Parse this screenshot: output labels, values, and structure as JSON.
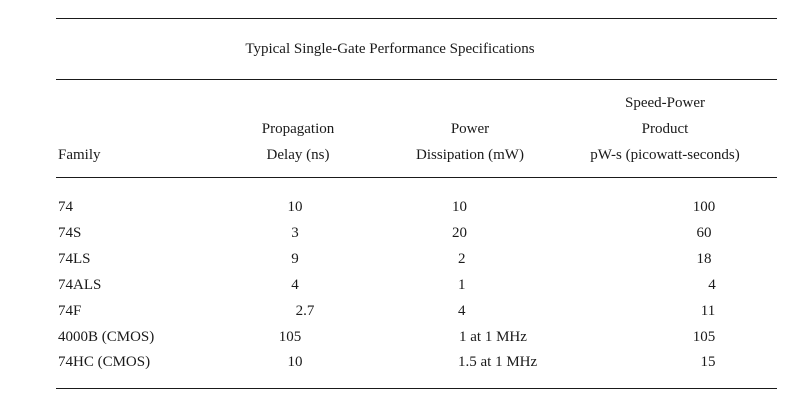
{
  "table": {
    "title": "Typical Single-Gate Performance Specifications",
    "headers": {
      "family": "Family",
      "prop_line1": "Propagation",
      "prop_line2": "Delay (ns)",
      "power_line1": "Power",
      "power_line2": "Dissipation (mW)",
      "sp_line1": "Speed-Power",
      "sp_line2": "Product",
      "sp_line3": "pW-s (picowatt-seconds)"
    },
    "rows": [
      {
        "family": "74",
        "delay": "10",
        "power": "10",
        "product": "100"
      },
      {
        "family": "74S",
        "delay": "3",
        "power": "20",
        "product": "60"
      },
      {
        "family": "74LS",
        "delay": "9",
        "power": "2",
        "product": "18"
      },
      {
        "family": "74ALS",
        "delay": "4",
        "power": "1",
        "product": "4"
      },
      {
        "family": "74F",
        "delay": "2.7",
        "power": "4",
        "product": "11"
      },
      {
        "family": "4000B (CMOS)",
        "delay": "105",
        "power": "1 at 1 MHz",
        "product": "105"
      },
      {
        "family": "74HC (CMOS)",
        "delay": "10",
        "power": "1.5 at 1 MHz",
        "product": "15"
      }
    ]
  }
}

> [What you should do]: Exclude the images and reproduce the remaining data exactly.

> [The output]:
Parse this screenshot: output labels, values, and structure as JSON.
{
  "table": {
    "title": "Typical Single-Gate Performance Specifications",
    "headers": {
      "family": "Family",
      "prop_line1": "Propagation",
      "prop_line2": "Delay (ns)",
      "power_line1": "Power",
      "power_line2": "Dissipation (mW)",
      "sp_line1": "Speed-Power",
      "sp_line2": "Product",
      "sp_line3": "pW-s (picowatt-seconds)"
    },
    "rows": [
      {
        "family": "74",
        "delay": "10",
        "power": "10",
        "product": "100"
      },
      {
        "family": "74S",
        "delay": "3",
        "power": "20",
        "product": "60"
      },
      {
        "family": "74LS",
        "delay": "9",
        "power": "2",
        "product": "18"
      },
      {
        "family": "74ALS",
        "delay": "4",
        "power": "1",
        "product": "4"
      },
      {
        "family": "74F",
        "delay": "2.7",
        "power": "4",
        "product": "11"
      },
      {
        "family": "4000B (CMOS)",
        "delay": "105",
        "power": "1 at 1 MHz",
        "product": "105"
      },
      {
        "family": "74HC (CMOS)",
        "delay": "10",
        "power": "1.5 at 1 MHz",
        "product": "15"
      }
    ]
  }
}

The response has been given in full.